(Data entries)
===

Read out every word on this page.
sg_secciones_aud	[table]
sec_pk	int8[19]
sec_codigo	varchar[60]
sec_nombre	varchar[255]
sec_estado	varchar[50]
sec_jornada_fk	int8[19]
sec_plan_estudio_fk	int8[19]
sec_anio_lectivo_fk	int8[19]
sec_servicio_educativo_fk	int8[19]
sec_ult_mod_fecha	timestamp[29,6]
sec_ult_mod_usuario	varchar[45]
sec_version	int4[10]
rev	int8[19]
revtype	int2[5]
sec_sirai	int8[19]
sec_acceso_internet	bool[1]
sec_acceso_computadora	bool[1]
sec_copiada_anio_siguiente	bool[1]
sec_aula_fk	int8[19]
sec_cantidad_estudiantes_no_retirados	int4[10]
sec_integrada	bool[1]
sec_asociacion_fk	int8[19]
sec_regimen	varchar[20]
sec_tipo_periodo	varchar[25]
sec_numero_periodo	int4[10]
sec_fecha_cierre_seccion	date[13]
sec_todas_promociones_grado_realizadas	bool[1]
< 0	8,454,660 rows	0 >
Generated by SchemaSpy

===

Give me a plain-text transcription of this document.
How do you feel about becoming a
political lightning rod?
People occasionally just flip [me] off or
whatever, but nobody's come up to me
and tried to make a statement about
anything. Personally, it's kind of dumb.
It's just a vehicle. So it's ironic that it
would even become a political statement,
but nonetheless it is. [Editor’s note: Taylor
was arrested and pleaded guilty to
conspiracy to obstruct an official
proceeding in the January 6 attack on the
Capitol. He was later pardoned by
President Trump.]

===

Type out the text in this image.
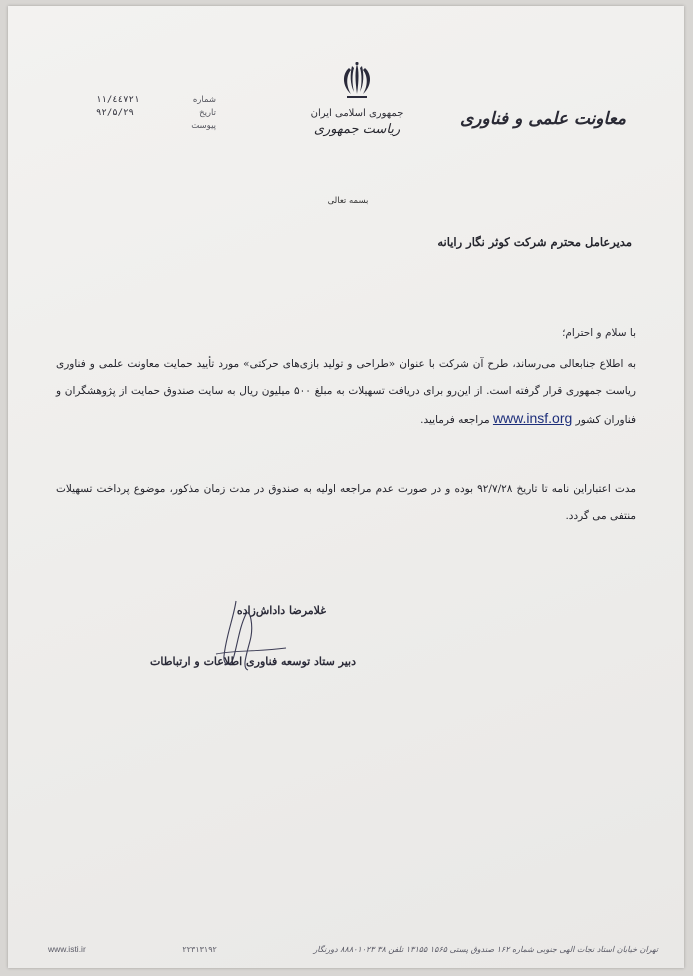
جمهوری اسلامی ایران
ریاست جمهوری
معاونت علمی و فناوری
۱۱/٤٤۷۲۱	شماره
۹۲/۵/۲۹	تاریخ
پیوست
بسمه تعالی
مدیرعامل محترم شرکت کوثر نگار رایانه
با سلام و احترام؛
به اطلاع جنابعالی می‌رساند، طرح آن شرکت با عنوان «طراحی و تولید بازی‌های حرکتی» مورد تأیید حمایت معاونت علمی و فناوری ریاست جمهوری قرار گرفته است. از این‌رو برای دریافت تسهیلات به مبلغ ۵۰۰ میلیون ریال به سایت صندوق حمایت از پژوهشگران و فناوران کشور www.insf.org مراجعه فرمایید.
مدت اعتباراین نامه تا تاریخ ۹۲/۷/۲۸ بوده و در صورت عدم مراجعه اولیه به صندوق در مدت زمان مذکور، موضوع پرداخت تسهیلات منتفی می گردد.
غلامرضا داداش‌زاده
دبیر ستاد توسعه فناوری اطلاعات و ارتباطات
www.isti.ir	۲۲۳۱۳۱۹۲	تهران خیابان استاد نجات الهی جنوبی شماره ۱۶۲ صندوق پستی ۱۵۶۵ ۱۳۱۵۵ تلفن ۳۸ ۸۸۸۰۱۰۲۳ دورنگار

===

Exercise:
In the listing above, how many lines hold the word "text"? Give the number and nothing more.

Solution for this exercise:
2